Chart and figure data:
******************************
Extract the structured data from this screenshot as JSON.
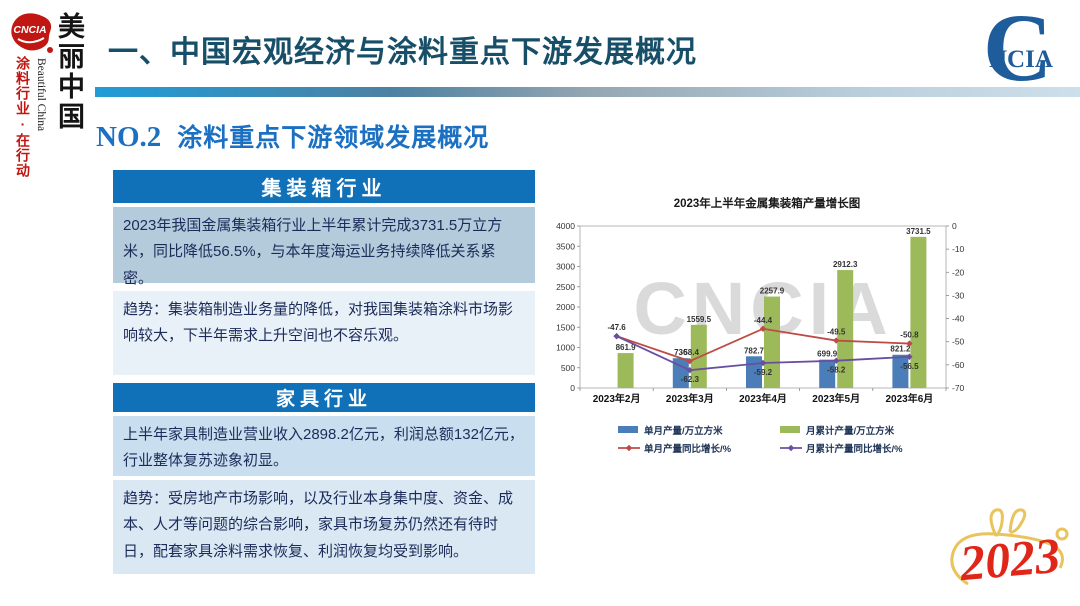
{
  "sidebar": {
    "logo": "CNCIA",
    "slogan_cn": "美丽中国",
    "slogan_en": "Beautiful China",
    "slogan_action": "涂料行业·在行动"
  },
  "header": {
    "title": "一、中国宏观经济与涂料重点下游发展概况",
    "section_no": "NO.2",
    "section_title": "涂料重点下游领域发展概况",
    "corner_logo_c": "C",
    "corner_logo_text": "NCIA"
  },
  "sections": [
    {
      "title": "集装箱行业",
      "body": "2023年我国金属集装箱行业上半年累计完成3731.5万立方米，同比降低56.5%，与本年度海运业务持续降低关系紧密。",
      "trend": "趋势：集装箱制造业务量的降低，对我国集装箱涂料市场影响较大，下半年需求上升空间也不容乐观。"
    },
    {
      "title": "家具行业",
      "body": "上半年家具制造业营业收入2898.2亿元，利润总额132亿元，行业整体复苏迹象初显。",
      "trend": "趋势：受房地产市场影响，以及行业本身集中度、资金、成本、人才等问题的综合影响，家具市场复苏仍然还有待时日，配套家具涂料需求恢复、利润恢复均受到影响。"
    }
  ],
  "chart_data": {
    "type": "combo",
    "title": "2023年上半年金属集装箱产量增长图",
    "categories": [
      "2023年2月",
      "2023年3月",
      "2023年4月",
      "2023年5月",
      "2023年6月"
    ],
    "series": [
      {
        "name": "单月产量/万立方米",
        "kind": "bar",
        "axis": "left",
        "color": "#4B7DB8",
        "values": [
          null,
          736,
          782.7,
          699.9,
          821.2
        ],
        "labels": [
          "",
          "736",
          "782.7",
          "699.9",
          "821.2"
        ]
      },
      {
        "name": "月累计产量/万立方米",
        "kind": "bar",
        "axis": "left",
        "color": "#9CBA5A",
        "values": [
          861.9,
          1559.5,
          2257.9,
          2912.3,
          3731.5
        ],
        "labels": [
          "861.9",
          "1559.5",
          "2257.9",
          "2912.3",
          "3731.5"
        ]
      },
      {
        "name": "单月产量同比增长/%",
        "kind": "line",
        "axis": "right",
        "color": "#BE4B45",
        "label_pos": "above",
        "values": [
          -47.6,
          -58.4,
          -44.4,
          -49.5,
          -50.8
        ],
        "labels": [
          "-47.6",
          "-58.4",
          "-44.4",
          "-49.5",
          "-50.8"
        ]
      },
      {
        "name": "月累计产量同比增长/%",
        "kind": "line",
        "axis": "right",
        "color": "#6A4FA0",
        "label_pos": "below",
        "values": [
          -47.6,
          -62.3,
          -59.2,
          -58.2,
          -56.5
        ],
        "labels": [
          "",
          "-62.3",
          "-59.2",
          "-58.2",
          "-56.5"
        ]
      }
    ],
    "left_axis": {
      "min": 0,
      "max": 4000,
      "step": 500
    },
    "right_axis": {
      "min": -70,
      "max": 0,
      "step": 10
    },
    "grid": false,
    "legend_position": "bottom",
    "watermark": "CNCIA"
  },
  "footer": {
    "year_badge": "2023"
  }
}
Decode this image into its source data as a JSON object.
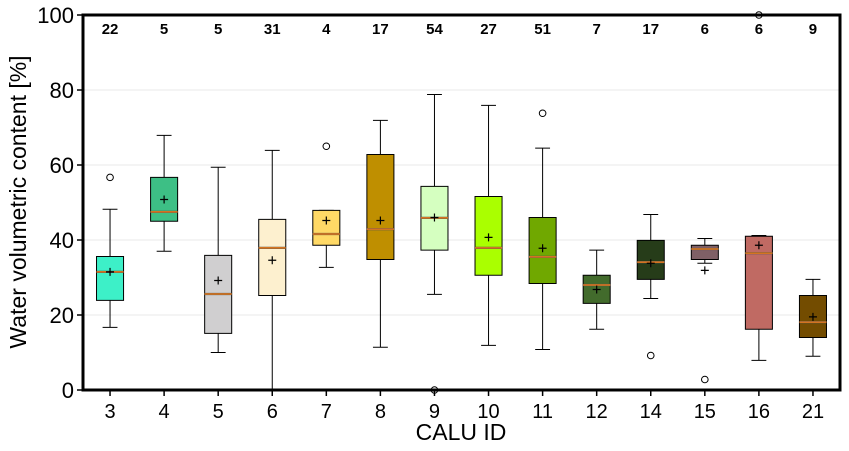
{
  "chart_data": {
    "type": "box",
    "title": "",
    "xlabel": "CALU ID",
    "ylabel": "Water volumetric content [%]",
    "ylim": [
      0,
      100
    ],
    "yticks": [
      0,
      20,
      40,
      60,
      80,
      100
    ],
    "grid": true,
    "categories": [
      "3",
      "4",
      "5",
      "6",
      "7",
      "8",
      "9",
      "10",
      "11",
      "12",
      "14",
      "15",
      "16",
      "21"
    ],
    "counts": [
      "22",
      "5",
      "5",
      "31",
      "4",
      "17",
      "54",
      "27",
      "51",
      "7",
      "17",
      "6",
      "6",
      "9"
    ],
    "colors": [
      "#3df0c8",
      "#3dbf85",
      "#d0cfd0",
      "#fdf0cf",
      "#ffd966",
      "#bf8f00",
      "#d5ffc0",
      "#aaff00",
      "#70a800",
      "#426b2c",
      "#263c19",
      "#7f6066",
      "#c06a63",
      "#734c00"
    ],
    "median_color": "#ff7f0e",
    "boxes": [
      {
        "low": 16.7,
        "q1": 23.9,
        "median": 31.5,
        "q3": 35.6,
        "high": 48.2,
        "mean": 31.5,
        "outliers": [
          56.7
        ]
      },
      {
        "low": 37.0,
        "q1": 45.0,
        "median": 47.5,
        "q3": 56.7,
        "high": 67.9,
        "mean": 50.8,
        "outliers": []
      },
      {
        "low": 10.0,
        "q1": 15.1,
        "median": 25.6,
        "q3": 35.9,
        "high": 59.4,
        "mean": 29.2,
        "outliers": []
      },
      {
        "low": 0.0,
        "q1": 25.2,
        "median": 37.9,
        "q3": 45.5,
        "high": 63.9,
        "mean": 34.6,
        "outliers": []
      },
      {
        "low": 32.7,
        "q1": 38.6,
        "median": 41.6,
        "q3": 47.9,
        "high": 47.9,
        "mean": 45.2,
        "outliers": [
          65.0
        ]
      },
      {
        "low": 11.4,
        "q1": 34.8,
        "median": 42.9,
        "q3": 62.8,
        "high": 71.9,
        "mean": 45.2,
        "outliers": []
      },
      {
        "low": 25.5,
        "q1": 37.3,
        "median": 45.9,
        "q3": 54.3,
        "high": 78.8,
        "mean": 46.0,
        "outliers": [
          0.0
        ]
      },
      {
        "low": 11.9,
        "q1": 30.6,
        "median": 37.9,
        "q3": 51.6,
        "high": 75.9,
        "mean": 40.7,
        "outliers": []
      },
      {
        "low": 10.8,
        "q1": 28.4,
        "median": 35.5,
        "q3": 46.0,
        "high": 64.5,
        "mean": 37.8,
        "outliers": [
          73.8
        ]
      },
      {
        "low": 16.2,
        "q1": 23.1,
        "median": 28.0,
        "q3": 30.6,
        "high": 37.3,
        "mean": 26.8,
        "outliers": []
      },
      {
        "low": 24.4,
        "q1": 29.5,
        "median": 34.1,
        "q3": 39.9,
        "high": 46.8,
        "mean": 33.8,
        "outliers": [
          9.2
        ]
      },
      {
        "low": 33.8,
        "q1": 34.8,
        "median": 37.6,
        "q3": 38.6,
        "high": 40.4,
        "mean": 31.9,
        "outliers": [
          2.8
        ]
      },
      {
        "low": 7.9,
        "q1": 16.2,
        "median": 36.5,
        "q3": 41.0,
        "high": 41.2,
        "mean": 38.6,
        "outliers": [
          100.0
        ]
      },
      {
        "low": 9.0,
        "q1": 14.0,
        "median": 18.1,
        "q3": 25.2,
        "high": 29.5,
        "mean": 19.5,
        "outliers": []
      }
    ]
  }
}
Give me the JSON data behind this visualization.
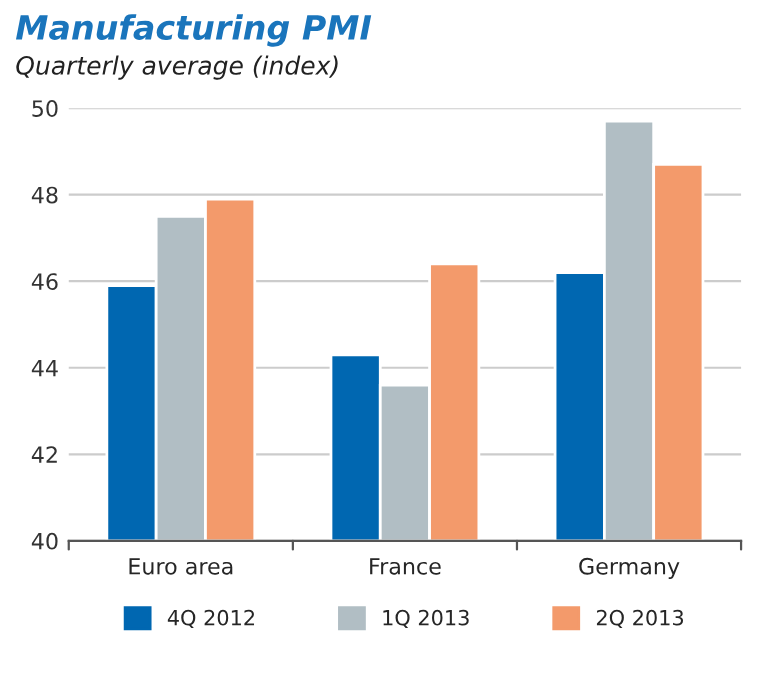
******************************
Exercise aim: Copy the records exactly. Skip the pictures.

Correct result:
Extract the structured data from this screenshot as JSON.
{
  "sidebar": {
    "logo": "CNCIA",
    "slogan_cn": "美丽中国",
    "slogan_en": "Beautiful China",
    "slogan_action": "涂料行业·在行动"
  },
  "header": {
    "title": "一、中国宏观经济与涂料重点下游发展概况",
    "section_no": "NO.2",
    "section_title": "涂料重点下游领域发展概况",
    "corner_logo_c": "C",
    "corner_logo_text": "NCIA"
  },
  "sections": [
    {
      "title": "集装箱行业",
      "body": "2023年我国金属集装箱行业上半年累计完成3731.5万立方米，同比降低56.5%，与本年度海运业务持续降低关系紧密。",
      "trend": "趋势：集装箱制造业务量的降低，对我国集装箱涂料市场影响较大，下半年需求上升空间也不容乐观。"
    },
    {
      "title": "家具行业",
      "body": "上半年家具制造业营业收入2898.2亿元，利润总额132亿元，行业整体复苏迹象初显。",
      "trend": "趋势：受房地产市场影响，以及行业本身集中度、资金、成本、人才等问题的综合影响，家具市场复苏仍然还有待时日，配套家具涂料需求恢复、利润恢复均受到影响。"
    }
  ],
  "chart_data": {
    "type": "combo",
    "title": "2023年上半年金属集装箱产量增长图",
    "categories": [
      "2023年2月",
      "2023年3月",
      "2023年4月",
      "2023年5月",
      "2023年6月"
    ],
    "series": [
      {
        "name": "单月产量/万立方米",
        "kind": "bar",
        "axis": "left",
        "color": "#4B7DB8",
        "values": [
          null,
          736,
          782.7,
          699.9,
          821.2
        ],
        "labels": [
          "",
          "736",
          "782.7",
          "699.9",
          "821.2"
        ]
      },
      {
        "name": "月累计产量/万立方米",
        "kind": "bar",
        "axis": "left",
        "color": "#9CBA5A",
        "values": [
          861.9,
          1559.5,
          2257.9,
          2912.3,
          3731.5
        ],
        "labels": [
          "861.9",
          "1559.5",
          "2257.9",
          "2912.3",
          "3731.5"
        ]
      },
      {
        "name": "单月产量同比增长/%",
        "kind": "line",
        "axis": "right",
        "color": "#BE4B45",
        "label_pos": "above",
        "values": [
          -47.6,
          -58.4,
          -44.4,
          -49.5,
          -50.8
        ],
        "labels": [
          "-47.6",
          "-58.4",
          "-44.4",
          "-49.5",
          "-50.8"
        ]
      },
      {
        "name": "月累计产量同比增长/%",
        "kind": "line",
        "axis": "right",
        "color": "#6A4FA0",
        "label_pos": "below",
        "values": [
          -47.6,
          -62.3,
          -59.2,
          -58.2,
          -56.5
        ],
        "labels": [
          "",
          "-62.3",
          "-59.2",
          "-58.2",
          "-56.5"
        ]
      }
    ],
    "left_axis": {
      "min": 0,
      "max": 4000,
      "step": 500
    },
    "right_axis": {
      "min": -70,
      "max": 0,
      "step": 10
    },
    "grid": false,
    "legend_position": "bottom",
    "watermark": "CNCIA"
  },
  "footer": {
    "year_badge": "2023"
  }
}
Decode this image into its source data as a JSON object.
{
  "chart_data": {
    "type": "box",
    "title": "",
    "xlabel": "CALU ID",
    "ylabel": "Water volumetric content [%]",
    "ylim": [
      0,
      100
    ],
    "yticks": [
      0,
      20,
      40,
      60,
      80,
      100
    ],
    "grid": true,
    "categories": [
      "3",
      "4",
      "5",
      "6",
      "7",
      "8",
      "9",
      "10",
      "11",
      "12",
      "14",
      "15",
      "16",
      "21"
    ],
    "counts": [
      "22",
      "5",
      "5",
      "31",
      "4",
      "17",
      "54",
      "27",
      "51",
      "7",
      "17",
      "6",
      "6",
      "9"
    ],
    "colors": [
      "#3df0c8",
      "#3dbf85",
      "#d0cfd0",
      "#fdf0cf",
      "#ffd966",
      "#bf8f00",
      "#d5ffc0",
      "#aaff00",
      "#70a800",
      "#426b2c",
      "#263c19",
      "#7f6066",
      "#c06a63",
      "#734c00"
    ],
    "median_color": "#ff7f0e",
    "boxes": [
      {
        "low": 16.7,
        "q1": 23.9,
        "median": 31.5,
        "q3": 35.6,
        "high": 48.2,
        "mean": 31.5,
        "outliers": [
          56.7
        ]
      },
      {
        "low": 37.0,
        "q1": 45.0,
        "median": 47.5,
        "q3": 56.7,
        "high": 67.9,
        "mean": 50.8,
        "outliers": []
      },
      {
        "low": 10.0,
        "q1": 15.1,
        "median": 25.6,
        "q3": 35.9,
        "high": 59.4,
        "mean": 29.2,
        "outliers": []
      },
      {
        "low": 0.0,
        "q1": 25.2,
        "median": 37.9,
        "q3": 45.5,
        "high": 63.9,
        "mean": 34.6,
        "outliers": []
      },
      {
        "low": 32.7,
        "q1": 38.6,
        "median": 41.6,
        "q3": 47.9,
        "high": 47.9,
        "mean": 45.2,
        "outliers": [
          65.0
        ]
      },
      {
        "low": 11.4,
        "q1": 34.8,
        "median": 42.9,
        "q3": 62.8,
        "high": 71.9,
        "mean": 45.2,
        "outliers": []
      },
      {
        "low": 25.5,
        "q1": 37.3,
        "median": 45.9,
        "q3": 54.3,
        "high": 78.8,
        "mean": 46.0,
        "outliers": [
          0.0
        ]
      },
      {
        "low": 11.9,
        "q1": 30.6,
        "median": 37.9,
        "q3": 51.6,
        "high": 75.9,
        "mean": 40.7,
        "outliers": []
      },
      {
        "low": 10.8,
        "q1": 28.4,
        "median": 35.5,
        "q3": 46.0,
        "high": 64.5,
        "mean": 37.8,
        "outliers": [
          73.8
        ]
      },
      {
        "low": 16.2,
        "q1": 23.1,
        "median": 28.0,
        "q3": 30.6,
        "high": 37.3,
        "mean": 26.8,
        "outliers": []
      },
      {
        "low": 24.4,
        "q1": 29.5,
        "median": 34.1,
        "q3": 39.9,
        "high": 46.8,
        "mean": 33.8,
        "outliers": [
          9.2
        ]
      },
      {
        "low": 33.8,
        "q1": 34.8,
        "median": 37.6,
        "q3": 38.6,
        "high": 40.4,
        "mean": 31.9,
        "outliers": [
          2.8
        ]
      },
      {
        "low": 7.9,
        "q1": 16.2,
        "median": 36.5,
        "q3": 41.0,
        "high": 41.2,
        "mean": 38.6,
        "outliers": [
          100.0
        ]
      },
      {
        "low": 9.0,
        "q1": 14.0,
        "median": 18.1,
        "q3": 25.2,
        "high": 29.5,
        "mean": 19.5,
        "outliers": []
      }
    ]
  }
}
Give me the JSON data behind this visualization.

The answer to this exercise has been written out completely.